Problem set -
[a] According to the FaceHanger post, what is the biggest problem with FaceTime?
[b] List every material the FaceHanger post says the FaceHanger is made of.

Text block -
The biggest problem with FaceTime remains arm fatigue. Tired arms drift downwards. This eventually produces a minimally attractive conversation between chins and nostrils instead of, well, faces.
So this morning Sande and I put on our thinking caps and brainstormed up the FaceHanger. Shown to the right, it consists of cardboard, duct tape, and the top of a wire hanger. Think of it as the iPhone equivalent to the DIY iPad car kit featured here on TUAW in June.
To use, you hang the holder on your monitor and slide in your iPhone as you conference on FaceTime. The holder's open front slot permits you to use tethered devices as well as untethered ones. When working at your desk, there are times calls arrive and your iPhone is busy charging. The FaceHanger allows you to continue charging while accepting the call.
Open slots at the sides help accommodate the built in speakers and microphones. You may want to add some extra holes to enhance this access, but in our tests, both speakers and microphone worked adequately with only side air access. (Thanks for the hint, methodicjon.)
The big advantage of our FaceHanger is of course, hands-free use. With it, you can continue typing and otherwise doing work as you consult with other parties and yet easily slide the phone out to show items on your screen. If you have a killer rabbit puppet on-hand, the FaceHanger allows you to present a full-throttle attack without compromising camera angles -- instead of having to hold the camera in your non-rabbit "talk to the hand" hand, you are assured of continued video coverage. Of course, this does somewhat ruin the whole hand held Blair Witch Project effect, but something's got to give for the sake of art.
The FaceHanger also frees up your hands to use sign language, if you don't have any killer rabbit puppets.
If you need to hit the road, the FaceHanger can be used with portable harmonica holders -- although we at TUAW specifically and proactively caution you against the likelihood of public ridicule.

Data provided -
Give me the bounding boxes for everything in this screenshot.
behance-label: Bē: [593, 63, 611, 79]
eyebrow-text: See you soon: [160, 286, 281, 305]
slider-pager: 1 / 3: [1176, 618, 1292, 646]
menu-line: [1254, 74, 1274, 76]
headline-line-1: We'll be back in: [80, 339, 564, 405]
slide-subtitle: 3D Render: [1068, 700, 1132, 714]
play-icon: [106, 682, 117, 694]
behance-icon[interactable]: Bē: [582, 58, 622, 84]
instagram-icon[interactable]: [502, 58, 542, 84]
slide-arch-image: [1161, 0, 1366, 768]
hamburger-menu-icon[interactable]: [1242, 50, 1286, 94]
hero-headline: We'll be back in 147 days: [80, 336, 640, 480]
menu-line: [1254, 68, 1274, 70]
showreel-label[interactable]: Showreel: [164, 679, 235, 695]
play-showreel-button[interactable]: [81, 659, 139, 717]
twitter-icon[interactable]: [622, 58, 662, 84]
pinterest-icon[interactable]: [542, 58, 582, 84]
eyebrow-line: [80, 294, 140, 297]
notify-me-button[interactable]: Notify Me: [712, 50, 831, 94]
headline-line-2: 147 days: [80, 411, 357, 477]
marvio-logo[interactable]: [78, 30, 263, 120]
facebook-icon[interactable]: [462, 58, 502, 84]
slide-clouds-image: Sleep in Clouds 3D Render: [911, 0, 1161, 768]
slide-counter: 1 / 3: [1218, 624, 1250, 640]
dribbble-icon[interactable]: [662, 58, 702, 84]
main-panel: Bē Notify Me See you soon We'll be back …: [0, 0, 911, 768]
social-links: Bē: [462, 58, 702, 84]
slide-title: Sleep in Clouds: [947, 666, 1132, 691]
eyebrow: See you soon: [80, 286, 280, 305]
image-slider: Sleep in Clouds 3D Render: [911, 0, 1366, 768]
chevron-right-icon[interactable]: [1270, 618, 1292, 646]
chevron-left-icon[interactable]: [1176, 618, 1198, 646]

Responses per task -
[a] Arm fatigue.

[b] Cardboard, duct tape, and the top of a wire hanger.